▽

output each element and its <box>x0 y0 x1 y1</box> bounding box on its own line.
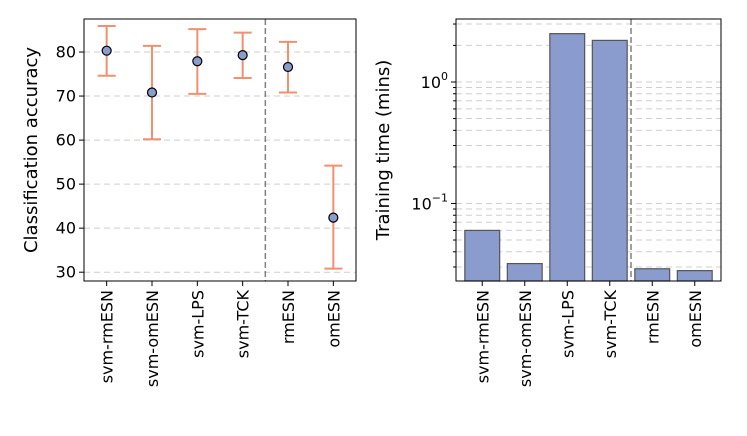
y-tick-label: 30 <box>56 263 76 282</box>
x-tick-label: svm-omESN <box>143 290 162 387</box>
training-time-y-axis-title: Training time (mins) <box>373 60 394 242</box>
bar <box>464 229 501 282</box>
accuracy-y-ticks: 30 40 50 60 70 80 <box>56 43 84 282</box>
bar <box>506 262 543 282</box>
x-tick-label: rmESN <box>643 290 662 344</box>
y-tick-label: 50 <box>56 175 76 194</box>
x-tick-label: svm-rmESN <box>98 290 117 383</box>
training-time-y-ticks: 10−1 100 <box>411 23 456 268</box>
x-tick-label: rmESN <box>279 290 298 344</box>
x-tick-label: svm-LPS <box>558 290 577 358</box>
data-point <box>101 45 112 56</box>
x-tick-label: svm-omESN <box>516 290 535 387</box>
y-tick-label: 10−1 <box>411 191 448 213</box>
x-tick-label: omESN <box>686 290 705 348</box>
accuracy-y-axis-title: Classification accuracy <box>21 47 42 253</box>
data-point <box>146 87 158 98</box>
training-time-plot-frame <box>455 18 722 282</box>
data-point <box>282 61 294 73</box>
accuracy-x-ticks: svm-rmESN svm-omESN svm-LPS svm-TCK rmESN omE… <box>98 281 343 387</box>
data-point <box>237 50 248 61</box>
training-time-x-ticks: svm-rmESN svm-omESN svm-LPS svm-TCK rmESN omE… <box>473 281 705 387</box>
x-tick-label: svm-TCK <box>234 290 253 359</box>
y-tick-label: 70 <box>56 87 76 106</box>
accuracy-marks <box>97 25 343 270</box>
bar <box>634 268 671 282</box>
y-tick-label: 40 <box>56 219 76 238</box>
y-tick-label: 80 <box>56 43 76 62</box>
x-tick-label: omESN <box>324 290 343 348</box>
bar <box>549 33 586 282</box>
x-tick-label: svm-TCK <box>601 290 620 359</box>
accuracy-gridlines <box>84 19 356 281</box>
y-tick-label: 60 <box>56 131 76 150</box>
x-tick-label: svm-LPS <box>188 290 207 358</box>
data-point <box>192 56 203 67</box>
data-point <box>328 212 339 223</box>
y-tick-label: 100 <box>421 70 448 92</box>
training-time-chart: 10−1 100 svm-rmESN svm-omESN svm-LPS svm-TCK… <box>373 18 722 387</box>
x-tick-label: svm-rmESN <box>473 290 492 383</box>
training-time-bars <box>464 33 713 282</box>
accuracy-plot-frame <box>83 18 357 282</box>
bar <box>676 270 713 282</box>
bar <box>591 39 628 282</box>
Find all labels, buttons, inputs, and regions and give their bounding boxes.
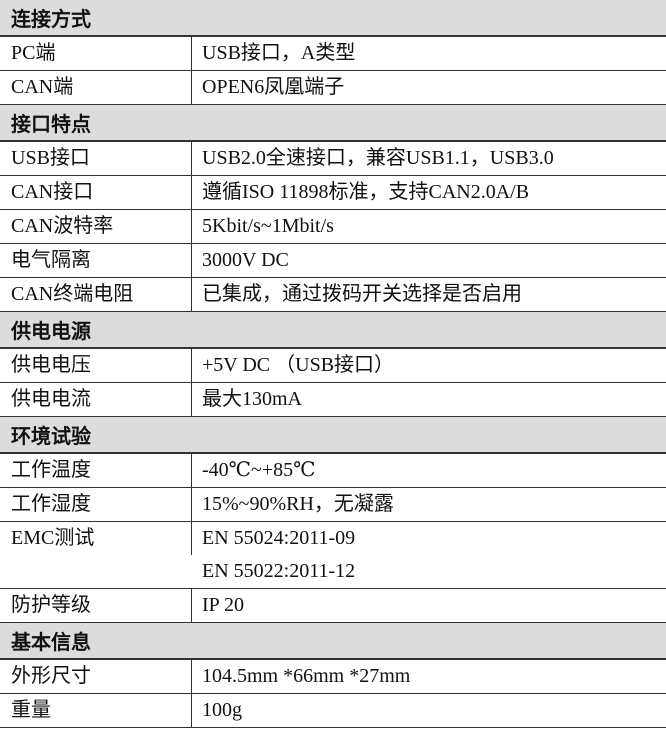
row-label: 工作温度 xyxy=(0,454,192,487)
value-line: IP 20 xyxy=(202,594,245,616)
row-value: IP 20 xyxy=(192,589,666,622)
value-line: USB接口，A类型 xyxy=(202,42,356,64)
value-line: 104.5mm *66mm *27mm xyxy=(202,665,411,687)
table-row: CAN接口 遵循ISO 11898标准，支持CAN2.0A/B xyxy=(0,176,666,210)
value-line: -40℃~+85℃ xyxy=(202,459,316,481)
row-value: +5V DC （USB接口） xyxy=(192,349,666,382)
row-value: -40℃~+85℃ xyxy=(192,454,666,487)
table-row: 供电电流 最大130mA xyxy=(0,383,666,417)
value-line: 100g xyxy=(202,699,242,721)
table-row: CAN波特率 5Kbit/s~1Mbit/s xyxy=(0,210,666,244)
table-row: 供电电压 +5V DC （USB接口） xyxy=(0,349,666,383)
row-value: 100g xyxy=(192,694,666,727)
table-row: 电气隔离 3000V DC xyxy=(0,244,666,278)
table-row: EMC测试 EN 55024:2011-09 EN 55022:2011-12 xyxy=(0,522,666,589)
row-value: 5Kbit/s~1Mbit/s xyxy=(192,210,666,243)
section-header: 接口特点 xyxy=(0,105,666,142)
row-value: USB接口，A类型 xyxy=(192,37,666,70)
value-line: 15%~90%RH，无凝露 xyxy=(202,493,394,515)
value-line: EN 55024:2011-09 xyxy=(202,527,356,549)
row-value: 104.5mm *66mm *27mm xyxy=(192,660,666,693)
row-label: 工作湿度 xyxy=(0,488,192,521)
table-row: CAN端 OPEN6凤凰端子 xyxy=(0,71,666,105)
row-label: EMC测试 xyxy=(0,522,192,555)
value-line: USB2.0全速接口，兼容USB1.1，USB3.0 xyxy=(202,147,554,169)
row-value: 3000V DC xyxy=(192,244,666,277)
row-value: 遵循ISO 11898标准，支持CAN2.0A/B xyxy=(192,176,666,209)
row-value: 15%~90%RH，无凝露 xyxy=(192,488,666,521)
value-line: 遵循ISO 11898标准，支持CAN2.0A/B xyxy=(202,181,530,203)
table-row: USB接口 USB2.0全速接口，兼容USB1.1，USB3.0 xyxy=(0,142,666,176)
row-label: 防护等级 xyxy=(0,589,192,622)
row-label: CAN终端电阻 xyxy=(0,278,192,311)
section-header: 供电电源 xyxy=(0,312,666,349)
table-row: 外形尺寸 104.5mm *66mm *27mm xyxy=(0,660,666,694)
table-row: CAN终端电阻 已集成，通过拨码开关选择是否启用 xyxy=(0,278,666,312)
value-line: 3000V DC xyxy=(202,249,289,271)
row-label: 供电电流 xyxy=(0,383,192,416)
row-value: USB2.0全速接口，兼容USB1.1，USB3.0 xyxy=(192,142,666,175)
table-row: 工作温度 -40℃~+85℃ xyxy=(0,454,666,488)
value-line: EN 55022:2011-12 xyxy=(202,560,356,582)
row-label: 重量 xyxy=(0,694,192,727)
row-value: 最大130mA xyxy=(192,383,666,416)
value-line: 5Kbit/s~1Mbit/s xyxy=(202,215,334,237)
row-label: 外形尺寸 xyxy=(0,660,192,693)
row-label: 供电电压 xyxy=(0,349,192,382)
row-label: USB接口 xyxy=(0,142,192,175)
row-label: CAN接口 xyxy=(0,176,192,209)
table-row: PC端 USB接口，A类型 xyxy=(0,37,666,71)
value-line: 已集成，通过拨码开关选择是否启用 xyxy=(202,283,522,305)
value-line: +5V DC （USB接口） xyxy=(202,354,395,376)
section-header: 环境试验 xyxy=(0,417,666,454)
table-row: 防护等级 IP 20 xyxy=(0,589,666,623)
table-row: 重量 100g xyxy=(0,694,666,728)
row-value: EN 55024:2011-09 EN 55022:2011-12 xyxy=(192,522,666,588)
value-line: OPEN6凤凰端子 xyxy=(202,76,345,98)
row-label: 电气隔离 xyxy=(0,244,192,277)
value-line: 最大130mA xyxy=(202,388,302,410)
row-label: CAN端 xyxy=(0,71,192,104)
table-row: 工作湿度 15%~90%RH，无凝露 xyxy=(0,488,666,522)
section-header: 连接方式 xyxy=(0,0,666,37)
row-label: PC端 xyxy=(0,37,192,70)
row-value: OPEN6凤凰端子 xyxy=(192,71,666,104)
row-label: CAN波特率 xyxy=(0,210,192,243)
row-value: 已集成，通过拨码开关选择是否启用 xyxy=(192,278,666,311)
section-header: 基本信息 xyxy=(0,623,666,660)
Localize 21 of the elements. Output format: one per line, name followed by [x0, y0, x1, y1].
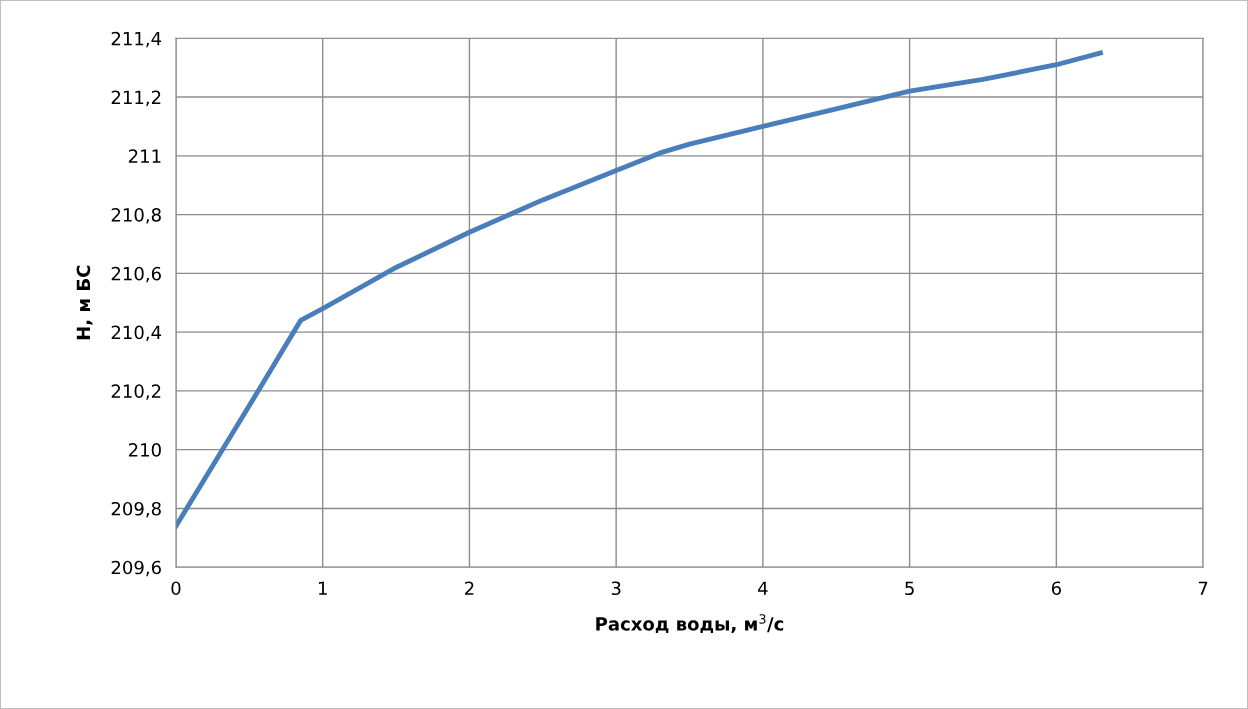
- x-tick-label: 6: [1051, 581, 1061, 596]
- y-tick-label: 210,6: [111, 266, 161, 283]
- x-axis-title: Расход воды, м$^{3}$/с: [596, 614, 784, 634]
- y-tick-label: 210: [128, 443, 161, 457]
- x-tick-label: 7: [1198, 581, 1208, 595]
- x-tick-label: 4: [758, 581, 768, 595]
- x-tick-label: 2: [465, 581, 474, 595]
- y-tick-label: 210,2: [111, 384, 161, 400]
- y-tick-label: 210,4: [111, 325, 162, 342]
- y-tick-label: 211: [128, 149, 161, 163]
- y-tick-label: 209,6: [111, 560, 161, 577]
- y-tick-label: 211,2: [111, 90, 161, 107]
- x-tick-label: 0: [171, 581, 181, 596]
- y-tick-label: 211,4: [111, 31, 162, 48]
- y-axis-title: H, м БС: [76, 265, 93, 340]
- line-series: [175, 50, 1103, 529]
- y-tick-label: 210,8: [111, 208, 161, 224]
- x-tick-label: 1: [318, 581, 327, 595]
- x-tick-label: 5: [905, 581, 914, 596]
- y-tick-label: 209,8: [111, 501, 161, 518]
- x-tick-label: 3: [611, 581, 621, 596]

△

--- Exercise requirements ---
Extract the records that run from the line containing "row-label: 工作温度 xyxy=(0,454,192,487)" through the line containing "row-value: 104.5mm *66mm", both of those lines included, and repeat them unchanged.

--- Exercise result ---
row-label: 工作温度 xyxy=(0,454,192,487)
value-line: IP 20 xyxy=(202,594,245,616)
row-value: IP 20 xyxy=(192,589,666,622)
value-line: USB接口，A类型 xyxy=(202,42,356,64)
value-line: 104.5mm *66mm *27mm xyxy=(202,665,411,687)
table-row: CAN接口 遵循ISO 11898标准，支持CAN2.0A/B xyxy=(0,176,666,210)
value-line: -40℃~+85℃ xyxy=(202,459,316,481)
row-value: +5V DC （USB接口） xyxy=(192,349,666,382)
row-value: -40℃~+85℃ xyxy=(192,454,666,487)
table-row: 供电电流 最大130mA xyxy=(0,383,666,417)
value-line: 100g xyxy=(202,699,242,721)
table-row: CAN波特率 5Kbit/s~1Mbit/s xyxy=(0,210,666,244)
table-row: 供电电压 +5V DC （USB接口） xyxy=(0,349,666,383)
row-value: 100g xyxy=(192,694,666,727)
table-row: 电气隔离 3000V DC xyxy=(0,244,666,278)
table-row: EMC测试 EN 55024:2011-09 EN 55022:2011-12 xyxy=(0,522,666,589)
row-value: 5Kbit/s~1Mbit/s xyxy=(192,210,666,243)
section-header: 接口特点 xyxy=(0,105,666,142)
row-value: USB接口，A类型 xyxy=(192,37,666,70)
value-line: 15%~90%RH，无凝露 xyxy=(202,493,394,515)
value-line: EN 55024:2011-09 xyxy=(202,527,356,549)
row-value: 104.5mm *66mm *27mm xyxy=(192,660,666,693)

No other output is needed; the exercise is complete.